_THE PROBLEM_
Read the listing and extract each line that includes the word "page".

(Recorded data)
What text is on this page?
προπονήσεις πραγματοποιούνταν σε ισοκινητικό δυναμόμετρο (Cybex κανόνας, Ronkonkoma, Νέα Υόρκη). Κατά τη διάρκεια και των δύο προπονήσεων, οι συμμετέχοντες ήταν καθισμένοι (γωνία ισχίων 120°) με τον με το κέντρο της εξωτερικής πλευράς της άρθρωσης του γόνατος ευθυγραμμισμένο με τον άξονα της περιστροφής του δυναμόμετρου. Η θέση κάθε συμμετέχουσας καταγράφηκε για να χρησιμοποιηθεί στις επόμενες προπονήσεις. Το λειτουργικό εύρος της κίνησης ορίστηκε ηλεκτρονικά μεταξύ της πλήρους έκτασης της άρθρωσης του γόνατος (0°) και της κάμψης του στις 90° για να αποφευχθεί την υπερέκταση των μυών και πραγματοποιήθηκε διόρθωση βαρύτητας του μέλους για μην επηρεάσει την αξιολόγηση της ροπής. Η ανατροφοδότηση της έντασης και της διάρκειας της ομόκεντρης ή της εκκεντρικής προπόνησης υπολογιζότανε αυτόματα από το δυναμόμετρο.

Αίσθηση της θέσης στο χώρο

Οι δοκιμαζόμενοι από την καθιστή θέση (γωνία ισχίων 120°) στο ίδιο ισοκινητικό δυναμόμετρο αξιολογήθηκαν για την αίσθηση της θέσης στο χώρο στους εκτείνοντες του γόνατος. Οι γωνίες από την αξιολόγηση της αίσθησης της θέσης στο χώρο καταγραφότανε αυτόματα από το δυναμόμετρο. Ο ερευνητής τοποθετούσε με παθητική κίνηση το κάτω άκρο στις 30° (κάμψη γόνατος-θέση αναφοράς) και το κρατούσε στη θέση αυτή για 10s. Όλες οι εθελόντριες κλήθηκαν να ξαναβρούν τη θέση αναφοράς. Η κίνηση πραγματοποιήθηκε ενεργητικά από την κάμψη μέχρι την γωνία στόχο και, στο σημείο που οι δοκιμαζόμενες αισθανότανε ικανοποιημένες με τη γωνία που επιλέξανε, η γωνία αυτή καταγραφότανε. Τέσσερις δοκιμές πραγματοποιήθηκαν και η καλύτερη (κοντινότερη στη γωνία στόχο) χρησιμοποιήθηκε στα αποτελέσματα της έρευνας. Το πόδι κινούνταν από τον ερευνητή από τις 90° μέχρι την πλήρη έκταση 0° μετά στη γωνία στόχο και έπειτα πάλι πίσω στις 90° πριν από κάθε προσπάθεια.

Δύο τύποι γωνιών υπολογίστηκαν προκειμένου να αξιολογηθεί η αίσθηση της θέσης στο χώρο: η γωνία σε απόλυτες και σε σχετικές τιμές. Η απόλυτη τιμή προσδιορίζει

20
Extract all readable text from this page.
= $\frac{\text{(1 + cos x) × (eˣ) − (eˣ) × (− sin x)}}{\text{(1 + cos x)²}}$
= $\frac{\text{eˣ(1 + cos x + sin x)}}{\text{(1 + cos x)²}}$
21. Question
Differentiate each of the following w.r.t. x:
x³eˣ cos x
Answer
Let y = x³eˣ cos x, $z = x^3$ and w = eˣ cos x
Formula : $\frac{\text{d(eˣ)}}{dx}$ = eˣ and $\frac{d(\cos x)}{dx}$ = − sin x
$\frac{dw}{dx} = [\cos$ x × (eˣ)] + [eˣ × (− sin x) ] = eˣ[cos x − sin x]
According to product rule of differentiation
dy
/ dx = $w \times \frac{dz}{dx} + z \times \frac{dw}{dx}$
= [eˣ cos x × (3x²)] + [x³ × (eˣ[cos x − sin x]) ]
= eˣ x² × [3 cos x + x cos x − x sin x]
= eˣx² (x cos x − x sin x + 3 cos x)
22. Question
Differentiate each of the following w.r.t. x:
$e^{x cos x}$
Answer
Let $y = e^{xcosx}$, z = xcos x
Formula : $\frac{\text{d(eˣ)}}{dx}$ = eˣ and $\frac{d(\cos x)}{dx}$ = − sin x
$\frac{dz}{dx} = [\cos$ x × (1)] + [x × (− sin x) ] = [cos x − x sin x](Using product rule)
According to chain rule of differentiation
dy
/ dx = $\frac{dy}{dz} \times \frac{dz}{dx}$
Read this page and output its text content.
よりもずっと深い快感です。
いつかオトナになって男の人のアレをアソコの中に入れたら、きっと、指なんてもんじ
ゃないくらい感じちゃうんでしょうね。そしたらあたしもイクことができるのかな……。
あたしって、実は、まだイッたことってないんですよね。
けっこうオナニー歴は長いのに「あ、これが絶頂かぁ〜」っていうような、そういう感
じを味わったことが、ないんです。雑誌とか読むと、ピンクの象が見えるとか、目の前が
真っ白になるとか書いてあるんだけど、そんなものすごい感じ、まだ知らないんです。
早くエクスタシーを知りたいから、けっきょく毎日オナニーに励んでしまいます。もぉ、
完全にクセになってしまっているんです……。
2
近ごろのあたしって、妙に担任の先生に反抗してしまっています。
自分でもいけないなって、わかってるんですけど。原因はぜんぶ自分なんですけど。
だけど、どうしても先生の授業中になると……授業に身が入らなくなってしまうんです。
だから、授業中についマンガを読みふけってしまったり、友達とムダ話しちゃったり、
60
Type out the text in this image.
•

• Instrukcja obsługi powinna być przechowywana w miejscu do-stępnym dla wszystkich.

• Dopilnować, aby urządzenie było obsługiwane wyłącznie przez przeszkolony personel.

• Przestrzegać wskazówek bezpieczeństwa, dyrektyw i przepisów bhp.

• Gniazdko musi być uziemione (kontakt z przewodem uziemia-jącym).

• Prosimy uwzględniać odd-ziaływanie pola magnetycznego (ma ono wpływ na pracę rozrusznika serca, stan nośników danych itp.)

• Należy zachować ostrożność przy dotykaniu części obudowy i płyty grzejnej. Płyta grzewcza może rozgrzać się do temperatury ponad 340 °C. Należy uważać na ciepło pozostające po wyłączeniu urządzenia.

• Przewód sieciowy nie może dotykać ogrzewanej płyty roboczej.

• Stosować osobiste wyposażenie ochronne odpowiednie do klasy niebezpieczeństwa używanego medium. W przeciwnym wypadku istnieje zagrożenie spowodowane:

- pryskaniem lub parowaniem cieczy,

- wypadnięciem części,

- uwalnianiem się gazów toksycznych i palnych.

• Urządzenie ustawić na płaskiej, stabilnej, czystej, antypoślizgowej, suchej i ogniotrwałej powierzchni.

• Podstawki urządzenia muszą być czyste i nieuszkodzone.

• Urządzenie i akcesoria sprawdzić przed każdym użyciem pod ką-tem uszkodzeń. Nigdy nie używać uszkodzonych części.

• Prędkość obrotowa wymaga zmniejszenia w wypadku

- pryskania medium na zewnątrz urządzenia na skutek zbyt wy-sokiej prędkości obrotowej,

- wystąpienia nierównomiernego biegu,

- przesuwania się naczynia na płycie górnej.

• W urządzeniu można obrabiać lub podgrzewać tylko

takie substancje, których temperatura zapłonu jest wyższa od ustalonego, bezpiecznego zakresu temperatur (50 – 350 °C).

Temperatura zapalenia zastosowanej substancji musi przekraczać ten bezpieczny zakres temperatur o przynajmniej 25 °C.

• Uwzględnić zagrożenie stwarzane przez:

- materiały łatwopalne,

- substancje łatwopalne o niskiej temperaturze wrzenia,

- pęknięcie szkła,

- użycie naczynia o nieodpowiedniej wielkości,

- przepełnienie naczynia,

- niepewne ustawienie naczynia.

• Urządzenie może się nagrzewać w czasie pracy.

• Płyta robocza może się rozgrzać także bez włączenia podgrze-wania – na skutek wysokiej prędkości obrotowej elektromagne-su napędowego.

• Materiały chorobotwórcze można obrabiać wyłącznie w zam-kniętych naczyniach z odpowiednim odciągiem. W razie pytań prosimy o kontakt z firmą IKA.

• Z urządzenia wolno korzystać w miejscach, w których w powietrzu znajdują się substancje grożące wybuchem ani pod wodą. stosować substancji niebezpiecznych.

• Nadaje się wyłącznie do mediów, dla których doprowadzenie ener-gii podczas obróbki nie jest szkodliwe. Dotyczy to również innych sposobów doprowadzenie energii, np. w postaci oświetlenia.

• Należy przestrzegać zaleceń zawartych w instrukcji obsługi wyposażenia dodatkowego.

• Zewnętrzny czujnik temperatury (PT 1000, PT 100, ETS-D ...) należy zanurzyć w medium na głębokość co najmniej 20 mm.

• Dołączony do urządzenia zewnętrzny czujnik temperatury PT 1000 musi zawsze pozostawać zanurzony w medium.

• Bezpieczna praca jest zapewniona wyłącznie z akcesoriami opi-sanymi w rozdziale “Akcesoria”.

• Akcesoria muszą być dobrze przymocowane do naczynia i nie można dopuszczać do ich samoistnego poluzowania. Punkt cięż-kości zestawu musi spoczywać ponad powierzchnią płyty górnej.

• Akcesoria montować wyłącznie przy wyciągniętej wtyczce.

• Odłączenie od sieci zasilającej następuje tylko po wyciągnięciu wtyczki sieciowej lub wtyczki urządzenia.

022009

_TASK OUTPUT_
What text is on this page?
Extract all readable text from this page.
Read this page and output its text content.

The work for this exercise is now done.